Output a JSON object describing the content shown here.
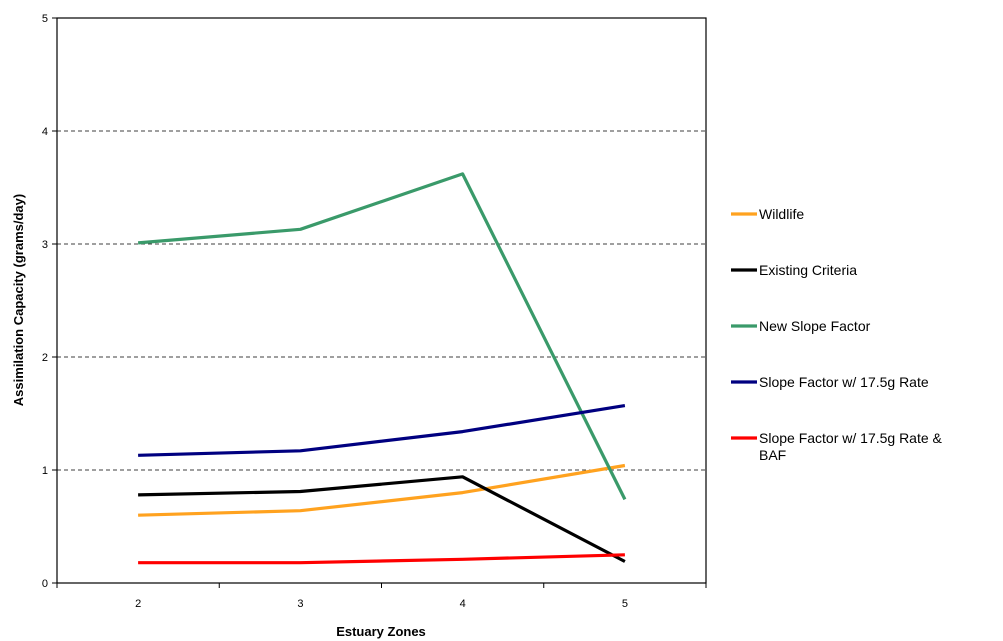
{
  "chart_data": {
    "type": "line",
    "title": "",
    "xlabel": "Estuary Zones",
    "ylabel": "Assimilation Capacity (grams/day)",
    "categories": [
      "2",
      "3",
      "4",
      "5"
    ],
    "ylim": [
      0,
      5
    ],
    "yticks": [
      "0",
      "1",
      "2",
      "3",
      "4",
      "5"
    ],
    "grid": "horizontal dashed",
    "legend_position": "right",
    "series": [
      {
        "name": "Wildlife",
        "color": "#ffa21f",
        "values": [
          0.6,
          0.64,
          0.8,
          1.04
        ]
      },
      {
        "name": "Existing Criteria",
        "color": "#000000",
        "values": [
          0.78,
          0.81,
          0.94,
          0.19
        ]
      },
      {
        "name": "New Slope Factor",
        "color": "#3a9a6a",
        "values": [
          3.01,
          3.13,
          3.62,
          0.74
        ]
      },
      {
        "name": "Slope Factor w/ 17.5g Rate",
        "color": "#000080",
        "values": [
          1.13,
          1.17,
          1.34,
          1.57
        ]
      },
      {
        "name": "Slope Factor w/ 17.5g Rate & BAF",
        "color": "#ff0000",
        "values": [
          0.18,
          0.18,
          0.21,
          0.25
        ]
      }
    ]
  }
}
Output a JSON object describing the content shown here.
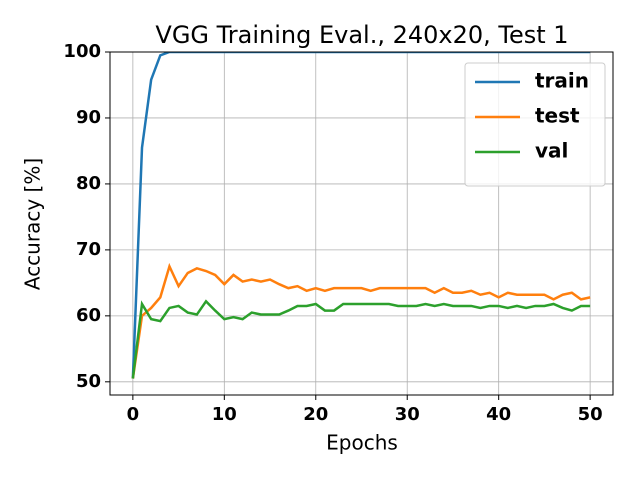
{
  "chart_data": {
    "type": "line",
    "title": "VGG Training Eval., 240x20, Test 1",
    "x_label": "Epochs",
    "y_label": "Accuracy [%]",
    "x": [
      0,
      1,
      2,
      3,
      4,
      5,
      6,
      7,
      8,
      9,
      10,
      11,
      12,
      13,
      14,
      15,
      16,
      17,
      18,
      19,
      20,
      21,
      22,
      23,
      24,
      25,
      26,
      27,
      28,
      29,
      30,
      31,
      32,
      33,
      34,
      35,
      36,
      37,
      38,
      39,
      40,
      41,
      42,
      43,
      44,
      45,
      46,
      47,
      48,
      49,
      50
    ],
    "series": [
      {
        "name": "train",
        "color": "#1f77b4",
        "values": [
          50.5,
          85.5,
          95.8,
          99.5,
          100,
          100,
          100,
          100,
          100,
          100,
          100,
          100,
          100,
          100,
          100,
          100,
          100,
          100,
          100,
          100,
          100,
          100,
          100,
          100,
          100,
          100,
          100,
          100,
          100,
          100,
          100,
          100,
          100,
          100,
          100,
          100,
          100,
          100,
          100,
          100,
          100,
          100,
          100,
          100,
          100,
          100,
          100,
          100,
          100,
          100,
          100
        ]
      },
      {
        "name": "test",
        "color": "#ff7f0e",
        "values": [
          50.5,
          60.0,
          61.2,
          62.8,
          67.5,
          64.5,
          66.5,
          67.2,
          66.8,
          66.2,
          64.8,
          66.2,
          65.2,
          65.5,
          65.2,
          65.5,
          64.8,
          64.2,
          64.5,
          63.8,
          64.2,
          63.8,
          64.2,
          64.2,
          64.2,
          64.2,
          63.8,
          64.2,
          64.2,
          64.2,
          64.2,
          64.2,
          64.2,
          63.5,
          64.2,
          63.5,
          63.5,
          63.8,
          63.2,
          63.5,
          62.8,
          63.5,
          63.2,
          63.2,
          63.2,
          63.2,
          62.5,
          63.2,
          63.5,
          62.5,
          62.8
        ]
      },
      {
        "name": "val",
        "color": "#2ca02c",
        "values": [
          50.5,
          61.8,
          59.5,
          59.2,
          61.2,
          61.5,
          60.5,
          60.2,
          62.2,
          60.8,
          59.5,
          59.8,
          59.5,
          60.5,
          60.2,
          60.2,
          60.2,
          60.8,
          61.5,
          61.5,
          61.8,
          60.8,
          60.8,
          61.8,
          61.8,
          61.8,
          61.8,
          61.8,
          61.8,
          61.5,
          61.5,
          61.5,
          61.8,
          61.5,
          61.8,
          61.5,
          61.5,
          61.5,
          61.2,
          61.5,
          61.5,
          61.2,
          61.5,
          61.2,
          61.5,
          61.5,
          61.8,
          61.2,
          60.8,
          61.5,
          61.5
        ]
      }
    ],
    "xlim": [
      -2.5,
      52.5
    ],
    "ylim": [
      48,
      100
    ],
    "xticks": [
      0,
      10,
      20,
      30,
      40,
      50
    ],
    "yticks": [
      50,
      60,
      70,
      80,
      90,
      100
    ],
    "grid": true,
    "legend": "upper right"
  }
}
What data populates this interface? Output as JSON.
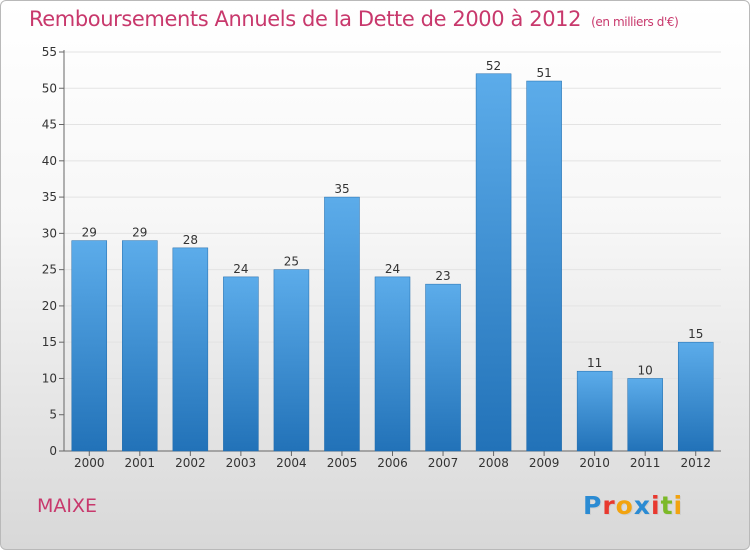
{
  "header": {
    "title": "Remboursements Annuels de la Dette de 2000 à 2012",
    "unit": "(en milliers d'€)"
  },
  "footer": {
    "commune": "MAIXE",
    "logo_parts": [
      {
        "text": "P",
        "color": "#2b8bd3"
      },
      {
        "text": "r",
        "color": "#e8392f"
      },
      {
        "text": "o",
        "color": "#f2a30f"
      },
      {
        "text": "x",
        "color": "#2b8bd3"
      },
      {
        "text": "i",
        "color": "#e8392f"
      },
      {
        "text": "t",
        "color": "#7cb928"
      },
      {
        "text": "i",
        "color": "#f2a30f"
      }
    ]
  },
  "chart_data": {
    "type": "bar",
    "title": "Remboursements Annuels de la Dette de 2000 à 2012",
    "categories": [
      "2000",
      "2001",
      "2002",
      "2003",
      "2004",
      "2005",
      "2006",
      "2007",
      "2008",
      "2009",
      "2010",
      "2011",
      "2012"
    ],
    "values": [
      29,
      29,
      28,
      24,
      25,
      35,
      24,
      23,
      52,
      51,
      11,
      10,
      15
    ],
    "ylim": [
      0,
      55
    ],
    "yticks": [
      0,
      5,
      10,
      15,
      20,
      25,
      30,
      35,
      40,
      45,
      50,
      55
    ],
    "grid": true,
    "bar_color": "#3a8fd6",
    "data_labels": true
  }
}
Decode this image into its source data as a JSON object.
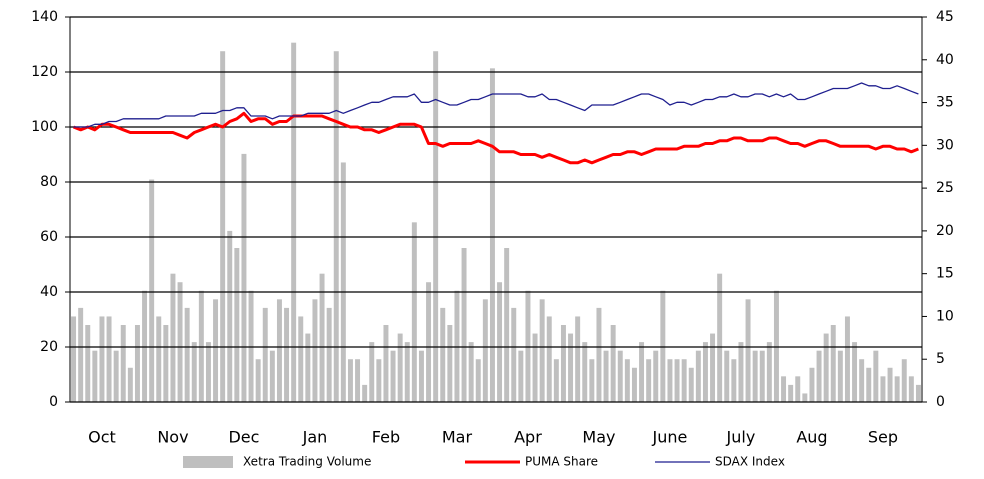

_ _ _ _

● Directive
From the material above, reproduce everything verbatim except the pictures.

● Output of the task
Output a JSON object describing the content shown here.
{
  "chart_data": {
    "type": "line",
    "title": "",
    "xlabel": "Estuary Zones",
    "ylabel": "Assimilation Capacity (grams/day)",
    "categories": [
      "2",
      "3",
      "4",
      "5"
    ],
    "ylim": [
      0,
      5
    ],
    "yticks": [
      "0",
      "1",
      "2",
      "3",
      "4",
      "5"
    ],
    "grid": "horizontal dashed",
    "legend_position": "right",
    "series": [
      {
        "name": "Wildlife",
        "color": "#ffa21f",
        "values": [
          0.6,
          0.64,
          0.8,
          1.04
        ]
      },
      {
        "name": "Existing Criteria",
        "color": "#000000",
        "values": [
          0.78,
          0.81,
          0.94,
          0.19
        ]
      },
      {
        "name": "New Slope Factor",
        "color": "#3a9a6a",
        "values": [
          3.01,
          3.13,
          3.62,
          0.74
        ]
      },
      {
        "name": "Slope Factor w/ 17.5g Rate",
        "color": "#000080",
        "values": [
          1.13,
          1.17,
          1.34,
          1.57
        ]
      },
      {
        "name": "Slope Factor w/ 17.5g Rate & BAF",
        "color": "#ff0000",
        "values": [
          0.18,
          0.18,
          0.21,
          0.25
        ]
      }
    ]
  }
}
Output a JSON object describing the content shown here.
{
  "chart_data": {
    "type": "line",
    "title": "VGG Training Eval., 240x20, Test 1",
    "x_label": "Epochs",
    "y_label": "Accuracy [%]",
    "x": [
      0,
      1,
      2,
      3,
      4,
      5,
      6,
      7,
      8,
      9,
      10,
      11,
      12,
      13,
      14,
      15,
      16,
      17,
      18,
      19,
      20,
      21,
      22,
      23,
      24,
      25,
      26,
      27,
      28,
      29,
      30,
      31,
      32,
      33,
      34,
      35,
      36,
      37,
      38,
      39,
      40,
      41,
      42,
      43,
      44,
      45,
      46,
      47,
      48,
      49,
      50
    ],
    "series": [
      {
        "name": "train",
        "color": "#1f77b4",
        "values": [
          50.5,
          85.5,
          95.8,
          99.5,
          100,
          100,
          100,
          100,
          100,
          100,
          100,
          100,
          100,
          100,
          100,
          100,
          100,
          100,
          100,
          100,
          100,
          100,
          100,
          100,
          100,
          100,
          100,
          100,
          100,
          100,
          100,
          100,
          100,
          100,
          100,
          100,
          100,
          100,
          100,
          100,
          100,
          100,
          100,
          100,
          100,
          100,
          100,
          100,
          100,
          100,
          100
        ]
      },
      {
        "name": "test",
        "color": "#ff7f0e",
        "values": [
          50.5,
          60.0,
          61.2,
          62.8,
          67.5,
          64.5,
          66.5,
          67.2,
          66.8,
          66.2,
          64.8,
          66.2,
          65.2,
          65.5,
          65.2,
          65.5,
          64.8,
          64.2,
          64.5,
          63.8,
          64.2,
          63.8,
          64.2,
          64.2,
          64.2,
          64.2,
          63.8,
          64.2,
          64.2,
          64.2,
          64.2,
          64.2,
          64.2,
          63.5,
          64.2,
          63.5,
          63.5,
          63.8,
          63.2,
          63.5,
          62.8,
          63.5,
          63.2,
          63.2,
          63.2,
          63.2,
          62.5,
          63.2,
          63.5,
          62.5,
          62.8
        ]
      },
      {
        "name": "val",
        "color": "#2ca02c",
        "values": [
          50.5,
          61.8,
          59.5,
          59.2,
          61.2,
          61.5,
          60.5,
          60.2,
          62.2,
          60.8,
          59.5,
          59.8,
          59.5,
          60.5,
          60.2,
          60.2,
          60.2,
          60.8,
          61.5,
          61.5,
          61.8,
          60.8,
          60.8,
          61.8,
          61.8,
          61.8,
          61.8,
          61.8,
          61.8,
          61.5,
          61.5,
          61.5,
          61.8,
          61.5,
          61.8,
          61.5,
          61.5,
          61.5,
          61.2,
          61.5,
          61.5,
          61.2,
          61.5,
          61.2,
          61.5,
          61.5,
          61.8,
          61.2,
          60.8,
          61.5,
          61.5
        ]
      }
    ],
    "xlim": [
      -2.5,
      52.5
    ],
    "ylim": [
      48,
      100
    ],
    "xticks": [
      0,
      10,
      20,
      30,
      40,
      50
    ],
    "yticks": [
      50,
      60,
      70,
      80,
      90,
      100
    ],
    "grid": true,
    "legend": "upper right"
  }
}
What data populates this interface? Output as JSON.
{
  "header": {
    "title": "Remboursements Annuels de la Dette de 2000 à 2012",
    "unit": "(en milliers d'€)"
  },
  "footer": {
    "commune": "MAIXE",
    "logo_parts": [
      {
        "text": "P",
        "color": "#2b8bd3"
      },
      {
        "text": "r",
        "color": "#e8392f"
      },
      {
        "text": "o",
        "color": "#f2a30f"
      },
      {
        "text": "x",
        "color": "#2b8bd3"
      },
      {
        "text": "i",
        "color": "#e8392f"
      },
      {
        "text": "t",
        "color": "#7cb928"
      },
      {
        "text": "i",
        "color": "#f2a30f"
      }
    ]
  },
  "chart_data": {
    "type": "bar",
    "title": "Remboursements Annuels de la Dette de 2000 à 2012",
    "categories": [
      "2000",
      "2001",
      "2002",
      "2003",
      "2004",
      "2005",
      "2006",
      "2007",
      "2008",
      "2009",
      "2010",
      "2011",
      "2012"
    ],
    "values": [
      29,
      29,
      28,
      24,
      25,
      35,
      24,
      23,
      52,
      51,
      11,
      10,
      15
    ],
    "ylim": [
      0,
      55
    ],
    "yticks": [
      0,
      5,
      10,
      15,
      20,
      25,
      30,
      35,
      40,
      45,
      50,
      55
    ],
    "grid": true,
    "bar_color": "#3a8fd6",
    "data_labels": true
  }
}
Decode this image into its source data as a JSON object.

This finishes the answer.